• _DIRECTIONS_
Return exactly the span of lines that opens with the line containing "Extract the structured" and closes with the last line of the data, inclusive.

[Saved data entries]
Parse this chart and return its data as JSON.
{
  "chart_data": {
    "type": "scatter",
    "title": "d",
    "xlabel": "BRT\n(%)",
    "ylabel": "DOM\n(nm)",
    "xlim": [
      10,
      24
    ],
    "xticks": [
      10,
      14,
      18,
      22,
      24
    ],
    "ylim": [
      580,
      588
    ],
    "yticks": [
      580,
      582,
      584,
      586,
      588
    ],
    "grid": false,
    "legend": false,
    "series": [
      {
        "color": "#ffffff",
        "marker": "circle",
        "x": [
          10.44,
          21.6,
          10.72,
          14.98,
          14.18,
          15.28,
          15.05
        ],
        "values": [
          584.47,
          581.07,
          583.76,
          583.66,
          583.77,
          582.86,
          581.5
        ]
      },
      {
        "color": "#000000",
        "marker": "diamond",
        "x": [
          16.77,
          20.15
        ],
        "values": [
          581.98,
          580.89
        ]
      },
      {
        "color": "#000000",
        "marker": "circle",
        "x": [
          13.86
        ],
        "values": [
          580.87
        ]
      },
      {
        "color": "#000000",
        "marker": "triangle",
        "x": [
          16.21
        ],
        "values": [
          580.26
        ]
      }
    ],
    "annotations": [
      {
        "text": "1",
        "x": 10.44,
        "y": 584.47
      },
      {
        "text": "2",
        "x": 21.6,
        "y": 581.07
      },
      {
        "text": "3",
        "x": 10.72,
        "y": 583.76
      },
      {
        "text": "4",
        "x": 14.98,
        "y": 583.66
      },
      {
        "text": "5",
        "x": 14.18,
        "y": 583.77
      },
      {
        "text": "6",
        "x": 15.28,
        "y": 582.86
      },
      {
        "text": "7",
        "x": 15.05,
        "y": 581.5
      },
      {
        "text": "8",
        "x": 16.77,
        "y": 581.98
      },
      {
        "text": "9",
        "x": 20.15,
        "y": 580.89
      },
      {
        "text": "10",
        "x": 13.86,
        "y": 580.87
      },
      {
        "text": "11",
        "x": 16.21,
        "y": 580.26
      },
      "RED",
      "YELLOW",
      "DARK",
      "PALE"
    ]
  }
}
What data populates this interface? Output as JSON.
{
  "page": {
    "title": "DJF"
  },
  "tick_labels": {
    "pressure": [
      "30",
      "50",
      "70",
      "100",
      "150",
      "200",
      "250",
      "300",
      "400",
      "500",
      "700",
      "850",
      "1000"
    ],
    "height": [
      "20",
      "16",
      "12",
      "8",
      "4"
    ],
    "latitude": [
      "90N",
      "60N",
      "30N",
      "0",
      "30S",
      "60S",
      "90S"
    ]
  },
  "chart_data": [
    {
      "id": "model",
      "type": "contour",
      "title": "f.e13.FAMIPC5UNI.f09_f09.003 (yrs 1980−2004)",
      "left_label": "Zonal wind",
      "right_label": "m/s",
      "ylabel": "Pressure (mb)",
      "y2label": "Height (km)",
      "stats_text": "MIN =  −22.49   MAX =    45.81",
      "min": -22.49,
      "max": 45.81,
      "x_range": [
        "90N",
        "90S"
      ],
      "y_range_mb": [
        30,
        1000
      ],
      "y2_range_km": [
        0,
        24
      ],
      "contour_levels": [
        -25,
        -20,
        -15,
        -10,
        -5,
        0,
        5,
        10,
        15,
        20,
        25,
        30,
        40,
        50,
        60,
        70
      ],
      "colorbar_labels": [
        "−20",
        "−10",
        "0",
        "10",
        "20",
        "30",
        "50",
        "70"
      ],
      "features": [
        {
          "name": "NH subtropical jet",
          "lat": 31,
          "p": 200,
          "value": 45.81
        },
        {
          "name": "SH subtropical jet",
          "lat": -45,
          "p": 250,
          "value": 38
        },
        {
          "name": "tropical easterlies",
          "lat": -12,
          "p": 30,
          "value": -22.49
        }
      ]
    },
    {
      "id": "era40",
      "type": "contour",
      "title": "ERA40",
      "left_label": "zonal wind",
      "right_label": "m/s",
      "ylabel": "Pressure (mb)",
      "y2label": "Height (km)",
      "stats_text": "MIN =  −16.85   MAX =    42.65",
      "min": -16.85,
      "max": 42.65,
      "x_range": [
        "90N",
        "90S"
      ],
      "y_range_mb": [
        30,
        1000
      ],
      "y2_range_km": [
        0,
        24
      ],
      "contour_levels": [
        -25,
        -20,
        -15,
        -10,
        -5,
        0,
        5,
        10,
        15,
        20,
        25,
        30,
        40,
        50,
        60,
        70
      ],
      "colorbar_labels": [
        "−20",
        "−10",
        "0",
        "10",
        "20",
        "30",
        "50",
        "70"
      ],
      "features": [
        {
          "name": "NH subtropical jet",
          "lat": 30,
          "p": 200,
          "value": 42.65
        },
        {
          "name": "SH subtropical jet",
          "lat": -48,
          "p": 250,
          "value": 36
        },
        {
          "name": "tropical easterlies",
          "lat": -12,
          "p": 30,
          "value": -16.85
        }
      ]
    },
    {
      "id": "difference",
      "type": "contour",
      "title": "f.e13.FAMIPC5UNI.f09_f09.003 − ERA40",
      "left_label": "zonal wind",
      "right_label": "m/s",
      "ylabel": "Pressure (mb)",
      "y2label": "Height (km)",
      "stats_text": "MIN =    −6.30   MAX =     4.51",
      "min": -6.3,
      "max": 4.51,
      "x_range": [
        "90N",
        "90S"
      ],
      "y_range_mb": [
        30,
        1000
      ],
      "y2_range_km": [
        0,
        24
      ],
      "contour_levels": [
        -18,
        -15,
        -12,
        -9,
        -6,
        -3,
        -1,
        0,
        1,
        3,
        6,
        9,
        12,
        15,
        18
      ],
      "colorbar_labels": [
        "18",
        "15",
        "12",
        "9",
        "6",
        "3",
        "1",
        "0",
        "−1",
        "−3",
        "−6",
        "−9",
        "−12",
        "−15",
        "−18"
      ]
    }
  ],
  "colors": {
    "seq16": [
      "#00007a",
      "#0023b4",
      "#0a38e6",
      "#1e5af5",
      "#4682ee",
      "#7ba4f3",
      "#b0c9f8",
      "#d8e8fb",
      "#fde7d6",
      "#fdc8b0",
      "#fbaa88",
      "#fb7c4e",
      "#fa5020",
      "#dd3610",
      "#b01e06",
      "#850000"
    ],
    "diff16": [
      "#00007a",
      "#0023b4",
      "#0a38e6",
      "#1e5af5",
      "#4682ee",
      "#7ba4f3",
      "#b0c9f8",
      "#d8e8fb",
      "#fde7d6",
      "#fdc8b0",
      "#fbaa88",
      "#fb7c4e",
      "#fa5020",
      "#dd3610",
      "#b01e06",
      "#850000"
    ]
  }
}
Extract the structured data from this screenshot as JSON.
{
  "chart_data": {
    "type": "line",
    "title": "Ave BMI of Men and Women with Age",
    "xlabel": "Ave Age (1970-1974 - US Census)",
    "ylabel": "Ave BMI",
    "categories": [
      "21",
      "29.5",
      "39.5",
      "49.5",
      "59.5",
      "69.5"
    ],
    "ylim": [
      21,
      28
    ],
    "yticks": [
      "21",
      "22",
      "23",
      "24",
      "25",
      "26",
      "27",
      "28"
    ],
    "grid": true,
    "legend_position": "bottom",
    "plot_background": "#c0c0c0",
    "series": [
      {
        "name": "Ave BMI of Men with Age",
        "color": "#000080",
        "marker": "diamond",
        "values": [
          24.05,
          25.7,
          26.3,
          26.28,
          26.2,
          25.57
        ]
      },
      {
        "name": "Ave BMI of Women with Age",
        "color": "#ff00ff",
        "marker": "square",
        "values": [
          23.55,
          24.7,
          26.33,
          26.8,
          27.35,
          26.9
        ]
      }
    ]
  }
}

• _RESULT_
Extract the structured data from this screenshot as JSON.
{
  "chart_data": {
    "type": "line",
    "title": "Ave BMI of Men and Women with Age",
    "xlabel": "Ave Age (1970-1974 - US Census)",
    "ylabel": "Ave BMI",
    "categories": [
      "21",
      "29.5",
      "39.5",
      "49.5",
      "59.5",
      "69.5"
    ],
    "ylim": [
      21,
      28
    ],
    "yticks": [
      "21",
      "22",
      "23",
      "24",
      "25",
      "26",
      "27",
      "28"
    ],
    "grid": true,
    "legend_position": "bottom",
    "plot_background": "#c0c0c0",
    "series": [
      {
        "name": "Ave BMI of Men with Age",
        "color": "#000080",
        "marker": "diamond",
        "values": [
          24.05,
          25.7,
          26.3,
          26.28,
          26.2,
          25.57
        ]
      },
      {
        "name": "Ave BMI of Women with Age",
        "color": "#ff00ff",
        "marker": "square",
        "values": [
          23.55,
          24.7,
          26.33,
          26.8,
          27.35,
          26.9
        ]
      }
    ]
  }
}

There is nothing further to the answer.